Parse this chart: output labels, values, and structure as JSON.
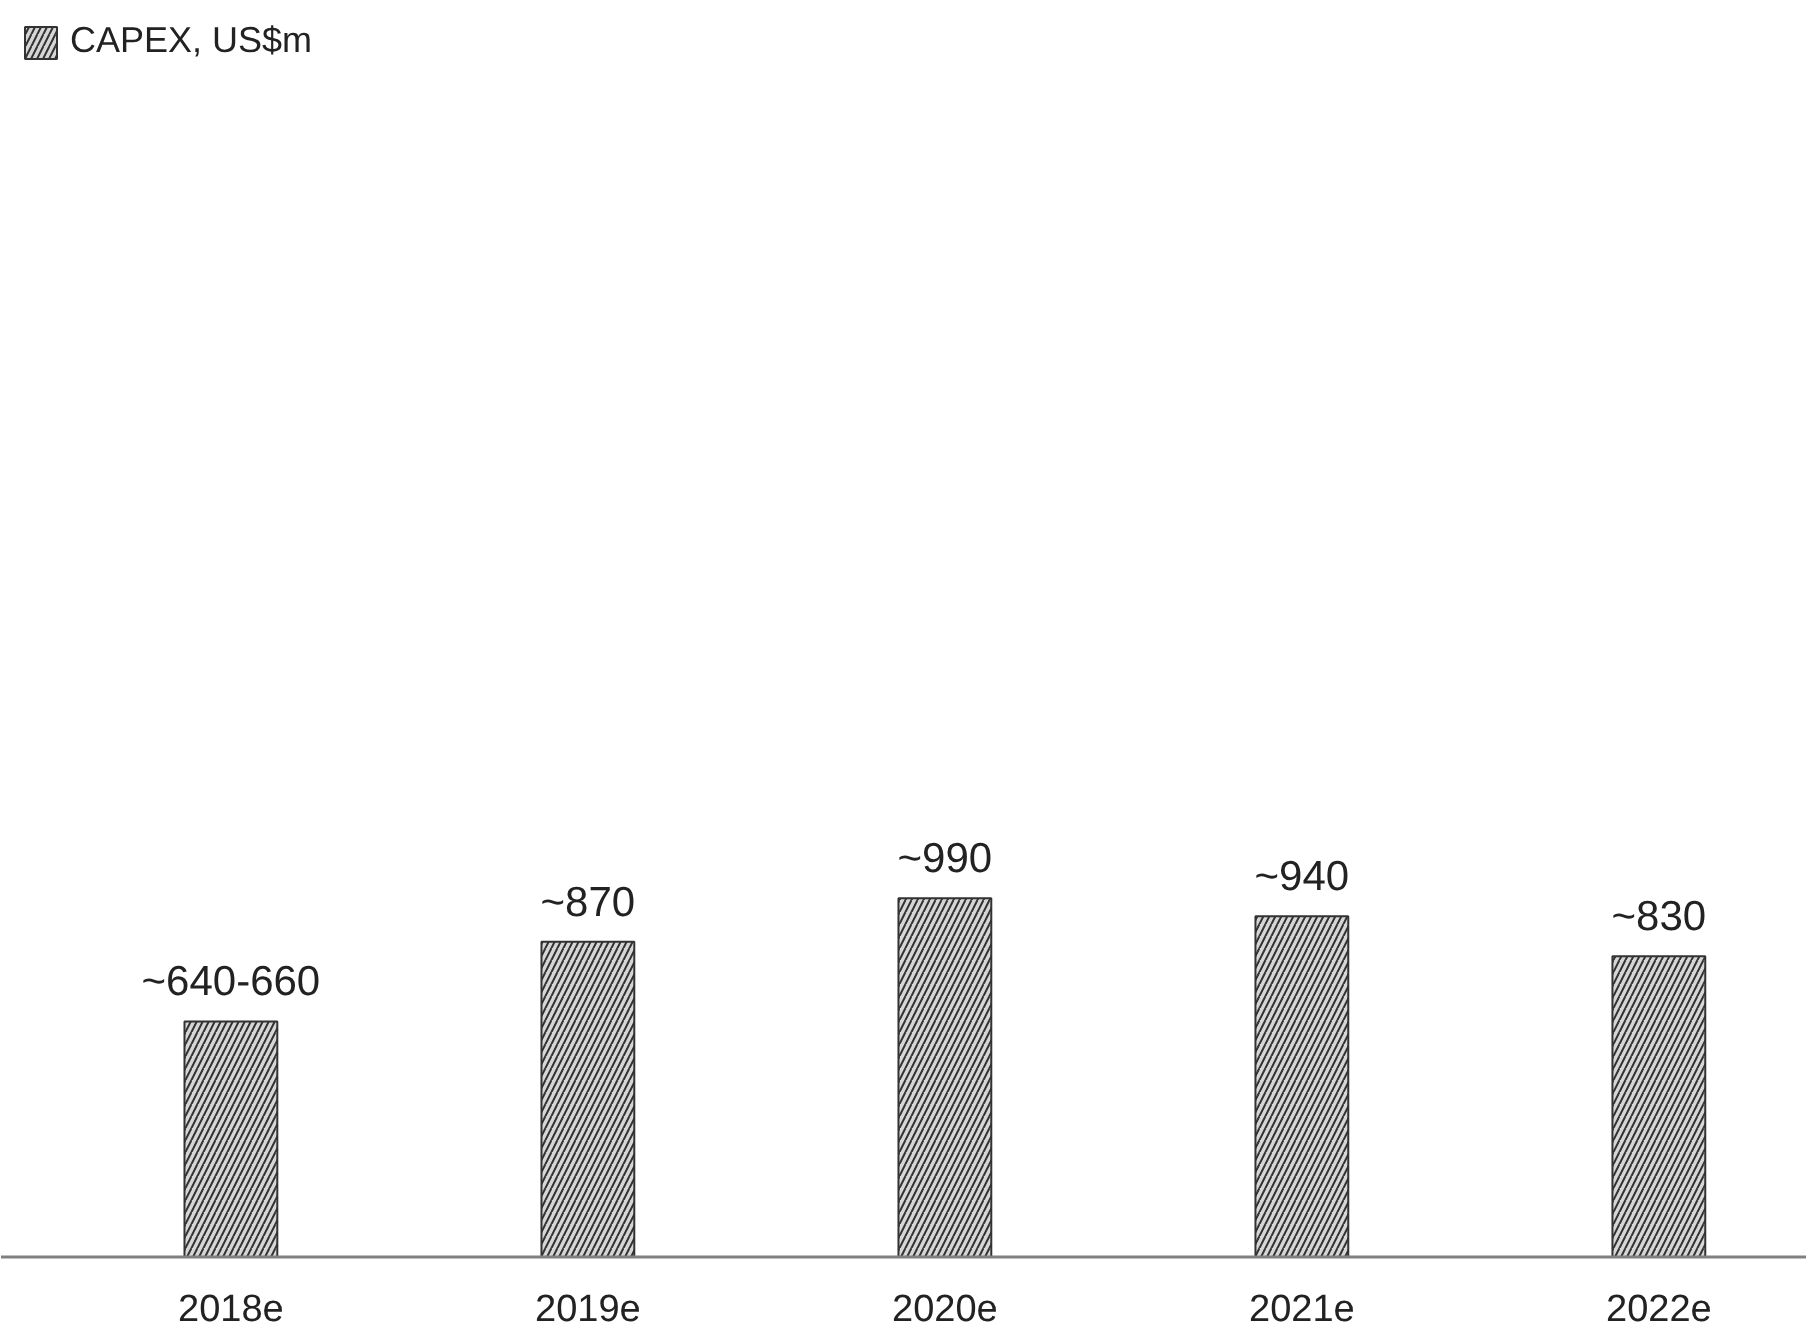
{
  "chart_data": {
    "type": "bar",
    "categories": [
      "2018e",
      "2019e",
      "2020e",
      "2021e",
      "2022e"
    ],
    "series": [
      {
        "name": "CAPEX, US$m",
        "color": "#333333",
        "values": [
          650,
          870,
          990,
          940,
          830
        ],
        "value_labels": [
          "~640-660",
          "~870",
          "~990",
          "~940",
          "~830"
        ]
      }
    ],
    "legend": "top left",
    "grid": false
  }
}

WHAT IS REQUIRED => Transcribe the records above verbatim. Do not carry over any picture.

RESPONSE TO THE EXERCISE =>
Parse this chart: output labels, values, and structure as JSON.
{
  "chart_data": {
    "type": "bar",
    "categories": [
      "2018e",
      "2019e",
      "2020e",
      "2021e",
      "2022e"
    ],
    "series": [
      {
        "name": "CAPEX, US$m",
        "color": "#333333",
        "values": [
          650,
          870,
          990,
          940,
          830
        ],
        "value_labels": [
          "~640-660",
          "~870",
          "~990",
          "~940",
          "~830"
        ]
      }
    ],
    "legend": "top left",
    "grid": false
  }
}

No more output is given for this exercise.